→ **WHAT NEEDS TO BE DONE**:
Check each line of the material below, and copy it if it holds the string "been".
— start of RECORDS FOR THE TASK —
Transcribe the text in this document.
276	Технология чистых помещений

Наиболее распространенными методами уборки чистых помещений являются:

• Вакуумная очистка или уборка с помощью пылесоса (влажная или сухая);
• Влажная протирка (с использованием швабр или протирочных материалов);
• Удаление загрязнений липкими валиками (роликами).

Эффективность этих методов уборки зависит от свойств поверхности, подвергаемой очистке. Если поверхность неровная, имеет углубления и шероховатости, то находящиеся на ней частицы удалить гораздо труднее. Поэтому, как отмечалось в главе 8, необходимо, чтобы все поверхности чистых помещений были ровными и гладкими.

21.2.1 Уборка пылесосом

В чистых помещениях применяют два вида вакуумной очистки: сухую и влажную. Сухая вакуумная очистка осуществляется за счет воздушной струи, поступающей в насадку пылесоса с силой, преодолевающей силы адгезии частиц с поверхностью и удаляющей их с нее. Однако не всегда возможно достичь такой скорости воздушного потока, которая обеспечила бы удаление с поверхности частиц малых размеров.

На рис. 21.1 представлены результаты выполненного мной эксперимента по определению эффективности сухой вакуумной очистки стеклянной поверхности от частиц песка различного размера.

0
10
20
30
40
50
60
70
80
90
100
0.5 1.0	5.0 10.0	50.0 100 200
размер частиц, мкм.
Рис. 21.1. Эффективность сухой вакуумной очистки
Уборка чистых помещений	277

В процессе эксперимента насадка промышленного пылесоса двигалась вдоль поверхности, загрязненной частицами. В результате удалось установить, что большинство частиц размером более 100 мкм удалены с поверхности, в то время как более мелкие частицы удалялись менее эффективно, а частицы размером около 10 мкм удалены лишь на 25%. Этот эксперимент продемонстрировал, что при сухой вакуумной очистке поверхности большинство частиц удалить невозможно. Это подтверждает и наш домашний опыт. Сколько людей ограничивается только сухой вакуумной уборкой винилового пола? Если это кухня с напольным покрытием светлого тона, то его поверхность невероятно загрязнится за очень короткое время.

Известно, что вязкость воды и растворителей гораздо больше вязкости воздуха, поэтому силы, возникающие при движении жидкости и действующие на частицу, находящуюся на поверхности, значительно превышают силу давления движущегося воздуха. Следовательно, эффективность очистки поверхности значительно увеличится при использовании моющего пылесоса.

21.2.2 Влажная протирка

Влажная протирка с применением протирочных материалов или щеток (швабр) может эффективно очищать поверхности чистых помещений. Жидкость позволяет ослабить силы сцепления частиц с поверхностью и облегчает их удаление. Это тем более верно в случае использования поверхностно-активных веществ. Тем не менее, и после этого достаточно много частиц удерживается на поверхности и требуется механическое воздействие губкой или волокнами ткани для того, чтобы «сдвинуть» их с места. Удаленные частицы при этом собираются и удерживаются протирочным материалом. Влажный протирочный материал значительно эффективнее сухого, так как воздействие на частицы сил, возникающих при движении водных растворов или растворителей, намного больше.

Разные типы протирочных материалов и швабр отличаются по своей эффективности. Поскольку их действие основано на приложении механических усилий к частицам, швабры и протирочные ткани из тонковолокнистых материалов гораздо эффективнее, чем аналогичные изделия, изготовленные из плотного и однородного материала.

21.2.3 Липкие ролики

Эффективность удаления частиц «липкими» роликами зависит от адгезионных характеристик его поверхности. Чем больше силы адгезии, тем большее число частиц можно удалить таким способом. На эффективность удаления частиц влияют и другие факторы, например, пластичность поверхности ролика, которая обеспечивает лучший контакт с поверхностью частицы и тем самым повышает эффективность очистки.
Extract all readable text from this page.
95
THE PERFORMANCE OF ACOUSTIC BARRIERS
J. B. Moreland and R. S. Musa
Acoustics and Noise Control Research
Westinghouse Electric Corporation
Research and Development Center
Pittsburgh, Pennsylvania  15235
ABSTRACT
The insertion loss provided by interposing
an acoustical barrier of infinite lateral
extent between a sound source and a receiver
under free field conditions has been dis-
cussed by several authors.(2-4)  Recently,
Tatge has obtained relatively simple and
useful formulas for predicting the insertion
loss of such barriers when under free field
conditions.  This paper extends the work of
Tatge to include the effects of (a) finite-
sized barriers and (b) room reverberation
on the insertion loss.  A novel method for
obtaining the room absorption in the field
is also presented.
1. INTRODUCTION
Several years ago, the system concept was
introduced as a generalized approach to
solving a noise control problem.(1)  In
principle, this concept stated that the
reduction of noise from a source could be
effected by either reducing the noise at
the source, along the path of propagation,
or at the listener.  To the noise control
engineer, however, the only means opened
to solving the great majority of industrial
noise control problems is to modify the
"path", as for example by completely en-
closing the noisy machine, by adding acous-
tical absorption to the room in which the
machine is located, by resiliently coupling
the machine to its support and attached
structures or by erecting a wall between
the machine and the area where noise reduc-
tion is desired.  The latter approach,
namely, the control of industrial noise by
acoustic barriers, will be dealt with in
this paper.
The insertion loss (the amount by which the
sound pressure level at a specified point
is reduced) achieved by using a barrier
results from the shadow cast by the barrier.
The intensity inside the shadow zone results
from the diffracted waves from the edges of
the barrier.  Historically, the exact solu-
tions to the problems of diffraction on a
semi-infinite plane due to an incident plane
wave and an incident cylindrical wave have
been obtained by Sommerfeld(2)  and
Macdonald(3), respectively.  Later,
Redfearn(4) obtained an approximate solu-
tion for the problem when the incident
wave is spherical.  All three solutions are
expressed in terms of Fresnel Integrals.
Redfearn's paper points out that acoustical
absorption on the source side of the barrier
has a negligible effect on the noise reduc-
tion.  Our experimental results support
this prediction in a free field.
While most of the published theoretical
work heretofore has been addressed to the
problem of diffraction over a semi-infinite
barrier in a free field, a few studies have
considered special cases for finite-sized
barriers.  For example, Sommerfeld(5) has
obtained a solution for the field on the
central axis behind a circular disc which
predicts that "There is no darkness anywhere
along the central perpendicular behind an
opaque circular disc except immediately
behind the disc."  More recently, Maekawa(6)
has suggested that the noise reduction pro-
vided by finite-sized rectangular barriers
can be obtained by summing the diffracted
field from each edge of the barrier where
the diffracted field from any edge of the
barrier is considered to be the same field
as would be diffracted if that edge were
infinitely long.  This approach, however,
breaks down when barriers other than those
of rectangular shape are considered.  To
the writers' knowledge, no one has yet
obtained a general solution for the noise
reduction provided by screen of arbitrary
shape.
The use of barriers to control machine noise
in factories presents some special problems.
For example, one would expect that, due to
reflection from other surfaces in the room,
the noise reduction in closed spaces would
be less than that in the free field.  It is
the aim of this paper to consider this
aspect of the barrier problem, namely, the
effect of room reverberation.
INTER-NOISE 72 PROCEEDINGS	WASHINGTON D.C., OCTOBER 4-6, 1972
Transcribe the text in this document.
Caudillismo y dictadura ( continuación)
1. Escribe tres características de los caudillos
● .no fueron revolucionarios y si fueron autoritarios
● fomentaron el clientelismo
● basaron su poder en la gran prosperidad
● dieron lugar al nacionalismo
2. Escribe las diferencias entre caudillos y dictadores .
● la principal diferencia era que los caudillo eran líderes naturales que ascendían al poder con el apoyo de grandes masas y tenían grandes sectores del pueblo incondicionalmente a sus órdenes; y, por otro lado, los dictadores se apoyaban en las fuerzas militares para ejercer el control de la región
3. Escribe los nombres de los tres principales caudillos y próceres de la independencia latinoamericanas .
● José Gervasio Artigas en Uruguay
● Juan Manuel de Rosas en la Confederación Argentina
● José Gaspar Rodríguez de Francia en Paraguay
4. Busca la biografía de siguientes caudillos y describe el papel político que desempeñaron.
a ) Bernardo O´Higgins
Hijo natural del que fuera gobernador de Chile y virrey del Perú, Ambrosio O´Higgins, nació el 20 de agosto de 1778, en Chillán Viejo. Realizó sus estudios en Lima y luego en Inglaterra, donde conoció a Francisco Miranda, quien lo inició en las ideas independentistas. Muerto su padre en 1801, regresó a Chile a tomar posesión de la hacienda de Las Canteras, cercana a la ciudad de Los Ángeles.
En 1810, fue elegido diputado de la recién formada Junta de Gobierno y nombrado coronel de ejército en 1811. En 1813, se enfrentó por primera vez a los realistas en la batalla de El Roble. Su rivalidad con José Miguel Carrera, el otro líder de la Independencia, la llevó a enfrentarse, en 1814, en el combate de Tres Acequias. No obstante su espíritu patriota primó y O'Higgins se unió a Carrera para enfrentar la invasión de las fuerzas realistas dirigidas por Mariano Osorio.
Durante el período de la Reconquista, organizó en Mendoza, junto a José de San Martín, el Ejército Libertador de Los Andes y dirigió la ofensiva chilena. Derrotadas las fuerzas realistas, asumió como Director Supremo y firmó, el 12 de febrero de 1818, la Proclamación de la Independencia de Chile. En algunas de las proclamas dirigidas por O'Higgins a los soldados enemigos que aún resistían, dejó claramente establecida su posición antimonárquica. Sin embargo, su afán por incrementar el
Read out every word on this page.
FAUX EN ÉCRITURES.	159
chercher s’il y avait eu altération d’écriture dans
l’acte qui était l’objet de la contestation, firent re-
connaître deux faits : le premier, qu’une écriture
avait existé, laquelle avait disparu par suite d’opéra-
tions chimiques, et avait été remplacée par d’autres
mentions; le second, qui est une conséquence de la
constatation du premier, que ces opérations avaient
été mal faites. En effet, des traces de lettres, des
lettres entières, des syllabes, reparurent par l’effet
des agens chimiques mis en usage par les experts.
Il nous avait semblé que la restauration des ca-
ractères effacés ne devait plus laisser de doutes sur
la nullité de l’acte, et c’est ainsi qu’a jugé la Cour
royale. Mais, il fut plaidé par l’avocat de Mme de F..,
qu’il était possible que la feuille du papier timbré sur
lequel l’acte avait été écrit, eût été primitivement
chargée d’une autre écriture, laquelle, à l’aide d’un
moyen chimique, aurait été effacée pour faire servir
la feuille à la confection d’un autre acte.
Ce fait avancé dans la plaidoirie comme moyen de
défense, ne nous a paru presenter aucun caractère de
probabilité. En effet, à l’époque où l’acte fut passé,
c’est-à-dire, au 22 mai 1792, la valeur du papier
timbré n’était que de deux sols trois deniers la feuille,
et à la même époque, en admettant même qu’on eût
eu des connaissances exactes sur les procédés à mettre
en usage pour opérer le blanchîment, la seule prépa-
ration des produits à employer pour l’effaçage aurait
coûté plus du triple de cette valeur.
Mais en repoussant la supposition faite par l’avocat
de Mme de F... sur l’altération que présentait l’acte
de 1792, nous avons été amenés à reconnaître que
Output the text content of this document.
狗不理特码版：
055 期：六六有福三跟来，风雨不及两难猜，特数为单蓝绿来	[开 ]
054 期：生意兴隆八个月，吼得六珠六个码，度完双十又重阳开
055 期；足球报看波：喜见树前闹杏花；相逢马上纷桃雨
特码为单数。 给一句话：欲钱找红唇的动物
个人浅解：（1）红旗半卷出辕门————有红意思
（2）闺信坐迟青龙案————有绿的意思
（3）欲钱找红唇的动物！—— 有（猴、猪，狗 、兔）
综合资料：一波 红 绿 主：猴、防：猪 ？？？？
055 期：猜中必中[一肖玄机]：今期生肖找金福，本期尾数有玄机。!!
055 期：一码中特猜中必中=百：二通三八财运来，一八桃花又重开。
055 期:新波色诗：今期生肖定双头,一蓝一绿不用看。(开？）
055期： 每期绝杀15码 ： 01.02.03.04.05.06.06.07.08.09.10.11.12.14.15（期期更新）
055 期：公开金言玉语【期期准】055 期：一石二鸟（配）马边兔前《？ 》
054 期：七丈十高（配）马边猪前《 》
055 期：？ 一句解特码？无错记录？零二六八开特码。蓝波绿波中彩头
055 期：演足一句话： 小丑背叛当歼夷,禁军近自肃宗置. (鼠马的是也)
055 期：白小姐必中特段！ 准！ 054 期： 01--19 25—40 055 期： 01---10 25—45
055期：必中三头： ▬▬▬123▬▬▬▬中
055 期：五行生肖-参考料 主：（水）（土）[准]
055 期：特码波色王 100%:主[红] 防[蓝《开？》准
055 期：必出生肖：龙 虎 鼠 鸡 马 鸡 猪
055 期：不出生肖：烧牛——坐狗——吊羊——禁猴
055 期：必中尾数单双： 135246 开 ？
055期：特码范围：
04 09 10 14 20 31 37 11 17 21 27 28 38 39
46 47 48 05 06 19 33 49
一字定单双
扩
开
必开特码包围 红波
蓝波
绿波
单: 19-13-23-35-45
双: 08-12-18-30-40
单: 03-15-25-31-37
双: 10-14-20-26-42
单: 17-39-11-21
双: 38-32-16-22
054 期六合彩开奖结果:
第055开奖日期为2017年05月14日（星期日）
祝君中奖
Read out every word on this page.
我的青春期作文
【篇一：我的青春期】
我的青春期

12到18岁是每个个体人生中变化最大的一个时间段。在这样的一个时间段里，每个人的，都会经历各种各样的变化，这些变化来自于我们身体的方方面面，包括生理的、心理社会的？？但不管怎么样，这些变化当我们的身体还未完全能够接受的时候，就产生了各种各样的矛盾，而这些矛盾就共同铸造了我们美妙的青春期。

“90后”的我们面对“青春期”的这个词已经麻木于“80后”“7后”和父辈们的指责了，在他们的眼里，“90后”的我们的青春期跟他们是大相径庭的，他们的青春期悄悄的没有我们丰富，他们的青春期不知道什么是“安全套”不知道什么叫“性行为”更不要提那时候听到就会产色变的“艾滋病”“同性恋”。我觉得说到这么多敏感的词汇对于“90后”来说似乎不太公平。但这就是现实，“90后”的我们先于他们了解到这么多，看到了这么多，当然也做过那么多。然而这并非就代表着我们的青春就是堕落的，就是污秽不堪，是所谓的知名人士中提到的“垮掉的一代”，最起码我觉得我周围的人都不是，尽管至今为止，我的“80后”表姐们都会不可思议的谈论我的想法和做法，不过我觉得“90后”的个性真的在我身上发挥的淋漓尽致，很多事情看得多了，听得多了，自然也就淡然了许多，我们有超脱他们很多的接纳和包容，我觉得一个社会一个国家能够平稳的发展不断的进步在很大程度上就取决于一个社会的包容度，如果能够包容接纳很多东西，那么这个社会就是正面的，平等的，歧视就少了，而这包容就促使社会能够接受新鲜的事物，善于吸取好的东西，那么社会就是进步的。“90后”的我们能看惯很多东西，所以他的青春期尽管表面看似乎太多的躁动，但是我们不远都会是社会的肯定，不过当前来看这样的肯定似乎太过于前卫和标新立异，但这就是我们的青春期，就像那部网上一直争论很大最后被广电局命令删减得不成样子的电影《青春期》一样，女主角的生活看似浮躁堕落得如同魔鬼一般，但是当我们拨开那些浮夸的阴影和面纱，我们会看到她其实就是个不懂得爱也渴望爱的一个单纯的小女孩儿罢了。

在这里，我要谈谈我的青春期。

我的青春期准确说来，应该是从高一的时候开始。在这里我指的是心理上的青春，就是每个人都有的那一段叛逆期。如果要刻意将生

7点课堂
— end of RECORDS FOR THE TASK —
→ **TASK RESULT**:
under free field conditions has been dis-
been obtained by Sommerfeld(2)  and
work heretofore has been addressed to the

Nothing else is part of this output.